**WRITTEN TASK**
Reproduce the listing below verbatim.

**Dataset excerpt**

════════════════════

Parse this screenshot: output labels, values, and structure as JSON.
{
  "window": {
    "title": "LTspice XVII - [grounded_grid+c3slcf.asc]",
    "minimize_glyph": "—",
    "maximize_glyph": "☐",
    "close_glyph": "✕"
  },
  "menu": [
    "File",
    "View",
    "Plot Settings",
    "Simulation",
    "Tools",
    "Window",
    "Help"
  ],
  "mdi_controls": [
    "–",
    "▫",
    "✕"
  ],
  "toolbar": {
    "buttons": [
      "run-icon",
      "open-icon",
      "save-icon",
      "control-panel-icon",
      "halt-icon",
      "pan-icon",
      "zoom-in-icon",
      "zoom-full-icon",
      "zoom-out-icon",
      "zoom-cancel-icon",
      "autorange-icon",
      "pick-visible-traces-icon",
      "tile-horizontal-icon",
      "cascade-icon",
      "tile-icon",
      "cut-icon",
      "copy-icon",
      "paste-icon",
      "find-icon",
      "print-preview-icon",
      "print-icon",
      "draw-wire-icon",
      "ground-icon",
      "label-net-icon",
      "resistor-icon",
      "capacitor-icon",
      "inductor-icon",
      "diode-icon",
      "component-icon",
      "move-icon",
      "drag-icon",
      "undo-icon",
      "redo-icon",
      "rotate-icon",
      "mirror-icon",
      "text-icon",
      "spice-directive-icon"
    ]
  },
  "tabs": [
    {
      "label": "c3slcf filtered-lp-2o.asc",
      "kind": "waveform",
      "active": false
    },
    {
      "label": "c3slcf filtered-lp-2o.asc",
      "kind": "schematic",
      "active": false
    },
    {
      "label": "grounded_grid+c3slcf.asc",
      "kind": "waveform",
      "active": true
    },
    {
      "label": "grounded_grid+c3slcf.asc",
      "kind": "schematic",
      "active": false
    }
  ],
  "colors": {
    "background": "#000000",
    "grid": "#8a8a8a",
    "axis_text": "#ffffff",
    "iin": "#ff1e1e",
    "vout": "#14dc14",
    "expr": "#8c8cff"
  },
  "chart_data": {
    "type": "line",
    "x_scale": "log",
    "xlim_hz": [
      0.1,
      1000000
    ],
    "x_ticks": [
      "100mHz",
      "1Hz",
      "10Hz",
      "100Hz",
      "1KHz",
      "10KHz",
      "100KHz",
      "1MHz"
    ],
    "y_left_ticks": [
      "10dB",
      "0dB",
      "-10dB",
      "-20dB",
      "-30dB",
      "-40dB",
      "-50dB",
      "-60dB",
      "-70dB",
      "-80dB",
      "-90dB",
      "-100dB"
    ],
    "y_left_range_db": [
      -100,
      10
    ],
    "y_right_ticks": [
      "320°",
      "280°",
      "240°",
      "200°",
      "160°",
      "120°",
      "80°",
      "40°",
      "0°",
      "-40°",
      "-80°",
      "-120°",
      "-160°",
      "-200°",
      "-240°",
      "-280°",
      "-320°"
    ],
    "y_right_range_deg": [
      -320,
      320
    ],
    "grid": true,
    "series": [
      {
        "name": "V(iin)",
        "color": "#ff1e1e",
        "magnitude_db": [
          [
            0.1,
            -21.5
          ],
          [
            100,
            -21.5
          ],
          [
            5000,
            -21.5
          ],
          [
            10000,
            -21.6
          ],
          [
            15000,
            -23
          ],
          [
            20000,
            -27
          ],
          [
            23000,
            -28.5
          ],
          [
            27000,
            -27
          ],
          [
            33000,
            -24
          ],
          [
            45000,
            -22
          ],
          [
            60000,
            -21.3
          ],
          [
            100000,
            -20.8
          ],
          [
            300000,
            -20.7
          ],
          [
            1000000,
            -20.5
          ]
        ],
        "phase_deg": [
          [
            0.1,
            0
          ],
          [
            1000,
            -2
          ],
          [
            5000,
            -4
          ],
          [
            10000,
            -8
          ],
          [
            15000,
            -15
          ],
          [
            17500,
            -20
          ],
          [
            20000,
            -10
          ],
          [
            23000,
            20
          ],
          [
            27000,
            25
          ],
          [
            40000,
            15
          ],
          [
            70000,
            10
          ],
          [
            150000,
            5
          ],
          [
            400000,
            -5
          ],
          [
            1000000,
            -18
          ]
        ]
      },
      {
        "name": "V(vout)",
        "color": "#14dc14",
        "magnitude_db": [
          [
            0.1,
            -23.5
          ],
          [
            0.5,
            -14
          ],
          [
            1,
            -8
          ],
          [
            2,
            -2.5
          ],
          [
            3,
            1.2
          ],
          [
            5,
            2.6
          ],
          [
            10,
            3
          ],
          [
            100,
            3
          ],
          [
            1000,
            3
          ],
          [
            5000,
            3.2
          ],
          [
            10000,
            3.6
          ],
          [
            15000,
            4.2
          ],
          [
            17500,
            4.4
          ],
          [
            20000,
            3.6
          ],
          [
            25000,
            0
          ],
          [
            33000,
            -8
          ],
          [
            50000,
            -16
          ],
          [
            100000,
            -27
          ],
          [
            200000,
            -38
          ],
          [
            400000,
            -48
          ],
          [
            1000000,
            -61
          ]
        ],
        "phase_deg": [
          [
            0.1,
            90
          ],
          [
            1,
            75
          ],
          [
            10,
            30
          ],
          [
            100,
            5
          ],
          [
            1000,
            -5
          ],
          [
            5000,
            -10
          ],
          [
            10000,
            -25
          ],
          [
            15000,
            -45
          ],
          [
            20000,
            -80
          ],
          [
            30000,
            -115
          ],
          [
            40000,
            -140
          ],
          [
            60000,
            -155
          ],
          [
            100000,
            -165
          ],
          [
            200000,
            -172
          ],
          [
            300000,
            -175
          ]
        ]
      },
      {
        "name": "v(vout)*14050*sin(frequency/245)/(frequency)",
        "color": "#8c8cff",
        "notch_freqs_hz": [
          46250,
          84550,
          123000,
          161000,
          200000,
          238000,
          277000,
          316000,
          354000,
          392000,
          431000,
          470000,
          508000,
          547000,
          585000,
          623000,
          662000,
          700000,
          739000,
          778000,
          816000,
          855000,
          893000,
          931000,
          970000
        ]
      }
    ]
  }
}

════════════════════

**WORKED ANSWER**
Parse this screenshot: output labels, values, and structure as JSON.
{
  "window": {
    "title": "LTspice XVII - [grounded_grid+c3slcf.asc]",
    "minimize_glyph": "—",
    "maximize_glyph": "☐",
    "close_glyph": "✕"
  },
  "menu": [
    "File",
    "View",
    "Plot Settings",
    "Simulation",
    "Tools",
    "Window",
    "Help"
  ],
  "mdi_controls": [
    "–",
    "▫",
    "✕"
  ],
  "toolbar": {
    "buttons": [
      "run-icon",
      "open-icon",
      "save-icon",
      "control-panel-icon",
      "halt-icon",
      "pan-icon",
      "zoom-in-icon",
      "zoom-full-icon",
      "zoom-out-icon",
      "zoom-cancel-icon",
      "autorange-icon",
      "pick-visible-traces-icon",
      "tile-horizontal-icon",
      "cascade-icon",
      "tile-icon",
      "cut-icon",
      "copy-icon",
      "paste-icon",
      "find-icon",
      "print-preview-icon",
      "print-icon",
      "draw-wire-icon",
      "ground-icon",
      "label-net-icon",
      "resistor-icon",
      "capacitor-icon",
      "inductor-icon",
      "diode-icon",
      "component-icon",
      "move-icon",
      "drag-icon",
      "undo-icon",
      "redo-icon",
      "rotate-icon",
      "mirror-icon",
      "text-icon",
      "spice-directive-icon"
    ]
  },
  "tabs": [
    {
      "label": "c3slcf filtered-lp-2o.asc",
      "kind": "waveform",
      "active": false
    },
    {
      "label": "c3slcf filtered-lp-2o.asc",
      "kind": "schematic",
      "active": false
    },
    {
      "label": "grounded_grid+c3slcf.asc",
      "kind": "waveform",
      "active": true
    },
    {
      "label": "grounded_grid+c3slcf.asc",
      "kind": "schematic",
      "active": false
    }
  ],
  "colors": {
    "background": "#000000",
    "grid": "#8a8a8a",
    "axis_text": "#ffffff",
    "iin": "#ff1e1e",
    "vout": "#14dc14",
    "expr": "#8c8cff"
  },
  "chart_data": {
    "type": "line",
    "x_scale": "log",
    "xlim_hz": [
      0.1,
      1000000
    ],
    "x_ticks": [
      "100mHz",
      "1Hz",
      "10Hz",
      "100Hz",
      "1KHz",
      "10KHz",
      "100KHz",
      "1MHz"
    ],
    "y_left_ticks": [
      "10dB",
      "0dB",
      "-10dB",
      "-20dB",
      "-30dB",
      "-40dB",
      "-50dB",
      "-60dB",
      "-70dB",
      "-80dB",
      "-90dB",
      "-100dB"
    ],
    "y_left_range_db": [
      -100,
      10
    ],
    "y_right_ticks": [
      "320°",
      "280°",
      "240°",
      "200°",
      "160°",
      "120°",
      "80°",
      "40°",
      "0°",
      "-40°",
      "-80°",
      "-120°",
      "-160°",
      "-200°",
      "-240°",
      "-280°",
      "-320°"
    ],
    "y_right_range_deg": [
      -320,
      320
    ],
    "grid": true,
    "series": [
      {
        "name": "V(iin)",
        "color": "#ff1e1e",
        "magnitude_db": [
          [
            0.1,
            -21.5
          ],
          [
            100,
            -21.5
          ],
          [
            5000,
            -21.5
          ],
          [
            10000,
            -21.6
          ],
          [
            15000,
            -23
          ],
          [
            20000,
            -27
          ],
          [
            23000,
            -28.5
          ],
          [
            27000,
            -27
          ],
          [
            33000,
            -24
          ],
          [
            45000,
            -22
          ],
          [
            60000,
            -21.3
          ],
          [
            100000,
            -20.8
          ],
          [
            300000,
            -20.7
          ],
          [
            1000000,
            -20.5
          ]
        ],
        "phase_deg": [
          [
            0.1,
            0
          ],
          [
            1000,
            -2
          ],
          [
            5000,
            -4
          ],
          [
            10000,
            -8
          ],
          [
            15000,
            -15
          ],
          [
            17500,
            -20
          ],
          [
            20000,
            -10
          ],
          [
            23000,
            20
          ],
          [
            27000,
            25
          ],
          [
            40000,
            15
          ],
          [
            70000,
            10
          ],
          [
            150000,
            5
          ],
          [
            400000,
            -5
          ],
          [
            1000000,
            -18
          ]
        ]
      },
      {
        "name": "V(vout)",
        "color": "#14dc14",
        "magnitude_db": [
          [
            0.1,
            -23.5
          ],
          [
            0.5,
            -14
          ],
          [
            1,
            -8
          ],
          [
            2,
            -2.5
          ],
          [
            3,
            1.2
          ],
          [
            5,
            2.6
          ],
          [
            10,
            3
          ],
          [
            100,
            3
          ],
          [
            1000,
            3
          ],
          [
            5000,
            3.2
          ],
          [
            10000,
            3.6
          ],
          [
            15000,
            4.2
          ],
          [
            17500,
            4.4
          ],
          [
            20000,
            3.6
          ],
          [
            25000,
            0
          ],
          [
            33000,
            -8
          ],
          [
            50000,
            -16
          ],
          [
            100000,
            -27
          ],
          [
            200000,
            -38
          ],
          [
            400000,
            -48
          ],
          [
            1000000,
            -61
          ]
        ],
        "phase_deg": [
          [
            0.1,
            90
          ],
          [
            1,
            75
          ],
          [
            10,
            30
          ],
          [
            100,
            5
          ],
          [
            1000,
            -5
          ],
          [
            5000,
            -10
          ],
          [
            10000,
            -25
          ],
          [
            15000,
            -45
          ],
          [
            20000,
            -80
          ],
          [
            30000,
            -115
          ],
          [
            40000,
            -140
          ],
          [
            60000,
            -155
          ],
          [
            100000,
            -165
          ],
          [
            200000,
            -172
          ],
          [
            300000,
            -175
          ]
        ]
      },
      {
        "name": "v(vout)*14050*sin(frequency/245)/(frequency)",
        "color": "#8c8cff",
        "notch_freqs_hz": [
          46250,
          84550,
          123000,
          161000,
          200000,
          238000,
          277000,
          316000,
          354000,
          392000,
          431000,
          470000,
          508000,
          547000,
          585000,
          623000,
          662000,
          700000,
          739000,
          778000,
          816000,
          855000,
          893000,
          931000,
          970000
        ]
      }
    ]
  }
}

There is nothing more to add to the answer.